### Short task
Write out all the entries word for word, but skip any images.
-- start Provided data --
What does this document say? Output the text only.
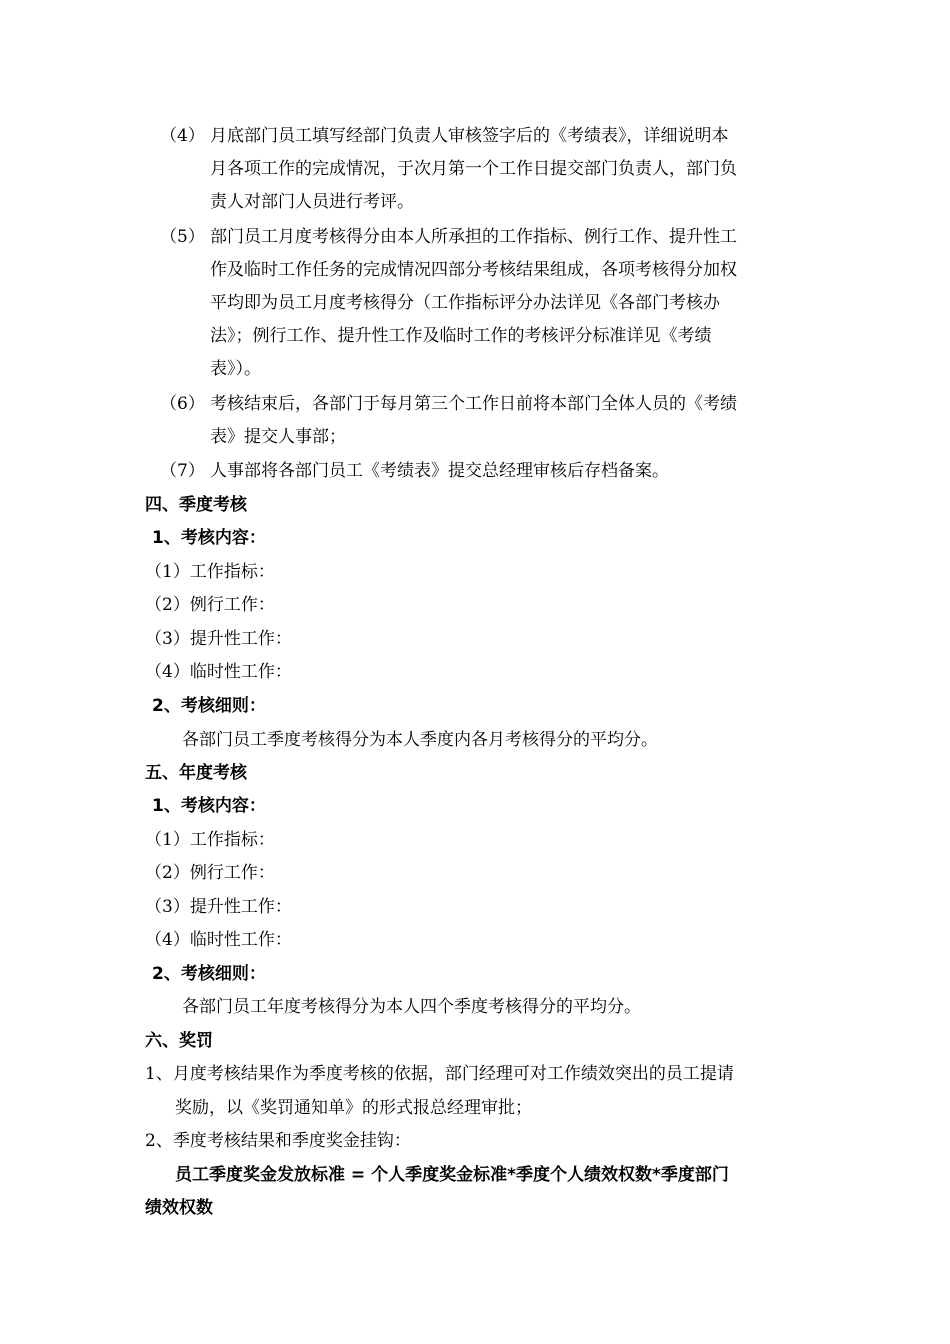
（4） 月底部门员工填写经部门负责人审核签字后的《考绩表》，详细说明本
月各项工作的完成情况，于次月第一个工作日提交部门负责人，部门负
责人对部门人员进行考评。
（5） 部门员工月度考核得分由本人所承担的工作指标、例行工作、提升性工
作及临时工作任务的完成情况四部分考核结果组成，各项考核得分加权
平均即为员工月度考核得分（工作指标评分办法详见《各部门考核办
法》；例行工作、提升性工作及临时工作的考核评分标准详见《考绩
表》）。
（6） 考核结束后，各部门于每月第三个工作日前将本部门全体人员的《考绩
表》提交人事部；
（7） 人事部将各部门员工《考绩表》提交总经理审核后存档备案。
四、季度考核
1、考核内容：
（1）工作指标：
（2）例行工作：
（3）提升性工作：
（4）临时性工作：
2、考核细则：
各部门员工季度考核得分为本人季度内各月考核得分的平均分。
五、年度考核
1、考核内容：
（1）工作指标：
（2）例行工作：
（3）提升性工作：
（4）临时性工作：
2、考核细则：
各部门员工年度考核得分为本人四个季度考核得分的平均分。
六、奖罚
1、月度考核结果作为季度考核的依据，部门经理可对工作绩效突出的员工提请
奖励，以《奖罚通知单》的形式报总经理审批；
2、季度考核结果和季度奖金挂钩：
员工季度奖金发放标准 = 个人季度奖金标准*季度个人绩效权数*季度部门
绩效权数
-- end Provided data --
### Full answer
What does this document say? Output the text only.
（4） 月底部门员工填写经部门负责人审核签字后的《考绩表》，详细说明本
月各项工作的完成情况，于次月第一个工作日提交部门负责人，部门负
责人对部门人员进行考评。
（5） 部门员工月度考核得分由本人所承担的工作指标、例行工作、提升性工
作及临时工作任务的完成情况四部分考核结果组成，各项考核得分加权
平均即为员工月度考核得分（工作指标评分办法详见《各部门考核办
法》；例行工作、提升性工作及临时工作的考核评分标准详见《考绩
表》）。
（6） 考核结束后，各部门于每月第三个工作日前将本部门全体人员的《考绩
表》提交人事部；
（7） 人事部将各部门员工《考绩表》提交总经理审核后存档备案。
四、季度考核
1、考核内容：
（1）工作指标：
（2）例行工作：
（3）提升性工作：
（4）临时性工作：
2、考核细则：
各部门员工季度考核得分为本人季度内各月考核得分的平均分。
五、年度考核
1、考核内容：
（1）工作指标：
（2）例行工作：
（3）提升性工作：
（4）临时性工作：
2、考核细则：
各部门员工年度考核得分为本人四个季度考核得分的平均分。
六、奖罚
1、月度考核结果作为季度考核的依据，部门经理可对工作绩效突出的员工提请
奖励，以《奖罚通知单》的形式报总经理审批；
2、季度考核结果和季度奖金挂钩：
员工季度奖金发放标准 = 个人季度奖金标准*季度个人绩效权数*季度部门
绩效权数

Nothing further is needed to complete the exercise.